Monday Morning Montaigne: Of practice

I’m puzzling over this one, fiddling with it like a loose tooth. I don’t understand why M. builds his argument the way he does, and his conclusion is perplexing.

See, what begins as a meditation on how we must and can’t prepare for death turns into a defense of the personal essay, leading to an exhortation to follow the example of a wise man who never bothered to write a word. And in the middle, M. writes about the time he was nearly killed when he was thrown from a horse.

To the beginning.

Of practice begins with a description of the general importance of preparation in life —

Reasoning and education, though we are willing to put our trust in them, can hardly be powerful enough to lead us to action, unless besides we exercise and form our soul by experience to the way we want it to go; otherwise, when it comes to the time for action, it will undoubtedly find itself at a loss.

— reminding me of my brother’s tenet: “You make the habits, and the habits make you.” Then he writes about the most important thing:

But for dying, which is the greatest task we have to perform, practice cannot help us. A man can, by habit and experience, fortify himself against pain, shame and indigence, and such other accidents; but as for death, we can try it only once: we are all apprentices when we come to it.

So practice is thrown out the window within the second paragraph of an essay that is ostensibly in service of the subject. M. offers some methods of familiarizing ourselves with death, or the steps leading to it, but leaves it off as — not exactly the great unknowable, but the great unlearnable. Exploring the process of falling asleep is about all that he can dig up, and his rationale feels half-hearted to me:

It is not without reason that we are taught to study even our sleep for the resemblance it has with death. How easily we pass from waking to sleeping! With how little sense of loss we lose consciousness of the light and of ourselves! Perhaps the faculty of sleep, which deprives us of all action and all feeling, might seem useless and contrary to nature, were it not that thereby Nature teaches us that she has made us for dying and living alike, and from the start of life presents to us the eternal state that she reserves for us after we die, to accustom us to it and take away our fear of it.

Like I said, half-hearted. M. surely sees this, because he launches into a discussion of violent near-death experiences, for

those who by some violent accident have fallen into a faint and lost all sensation, those, in my opinion, have been very close to seeing death’s true and natural face.

__Data section__:

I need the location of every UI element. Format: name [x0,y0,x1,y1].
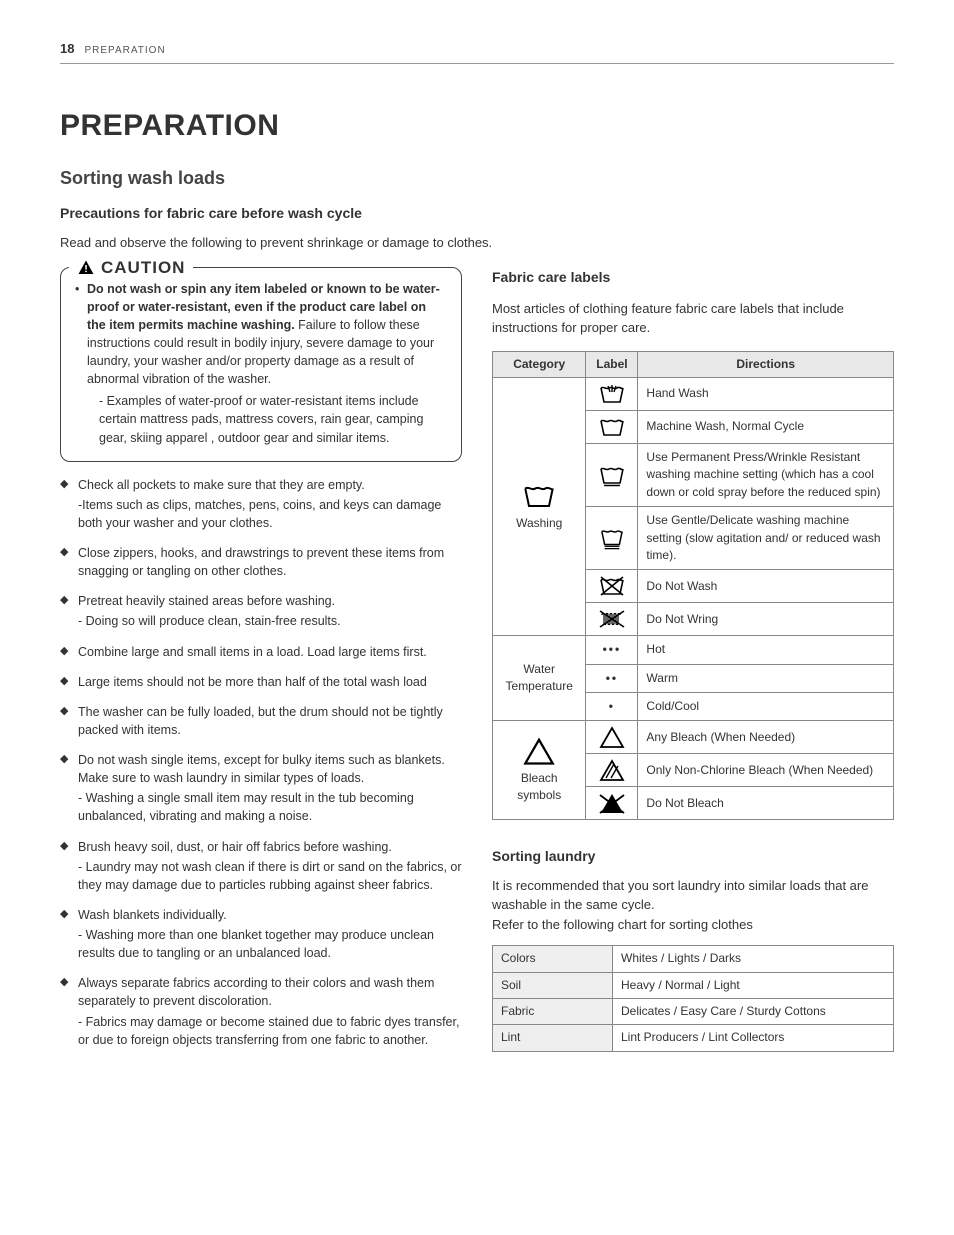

__Tasks to carry out__:
1. In the post on Montaigne's "Of practice," what happened to M. that nearly killed him?
2. Pick up the post on Montaigne's "Of practice" after its last quoted line and keep writing it in the same voice.

__Set of answers__:
1. He was thrown from a horse.

2.
This prompts him to focuse on his own near-death experience, when he was flung from his horse, “bruised and skinned” and believed dead by his servants. The next several pages discuss his actions when he was unconscious — coughing up blood, struggling to get out of his doublet, babbling about getting a horse for his wife — and these lead M. to the conclusion that the body is not the self. Predating Descartes, he writes:

There are many animals, and even men, whose muscles we can see contract and move after they are dead. Every man knows by experience that there are parts that often move, stand up, and lie down, without his leave [wink, wink]. Now these passions which touch only the rind of us cannot be called ours. To make them ours, the whole man must be involved; and the pains which the foot or the hand feel while we are asleep are not ours.

Similarly, his ramblings in this delirious state

were idle thoughts, in the clouds, set in motion by the sensations of the eyes and ears; they did not come from within me. I did not know, for all that, where I was coming from or where I was going, nor could I weigh and consider what I was asked. These are slight effects which the senses produce of themselves, as if by habit; what the soul contributed was in a dream, touched very lightly, and merely licked and sprinkled, as it were, by the soft impression of the senses.

He refers to this state as “very pleasant and peaceful,” but M. — writing years later — doesn’t consider it a “practice” for death, because he got better. In fact, getting better felt a lot worse:

[T]wo or three hours later, I felt myself all of a sudden caught up again in my pains, my limbs being all battered and bruised by my fall; and I felt so bad two or three nights after that I thought I was going to die all over again, but by a more painful death; and I still feel the effect of the shock of that collision.

What he draws from this experience is murky: he seems to tell us that the swoon immediately after the accident was the practice for death, and the remainder of the experience serves to separate body & soul. But of course it’s all a jumble. He doesn’t remember the accident for days, then recoils in shock when the memory opens up to him. Still, it all fits within the scope of an essay about getting practice for death (and, through this practice, overcoming fear):

This account of so trivial an event would be rather pointless, were it not for the instruction that I have derived from it for myself; for in truth, in order to get used to the idea of death, I find there is nothing like coming close to it. Now, as Pliny says, each man is a good education to himself, provided he has the capacity to spy on himself from close up. What I write here is not my teaching, but my study; it is not a lesson for others, but for me.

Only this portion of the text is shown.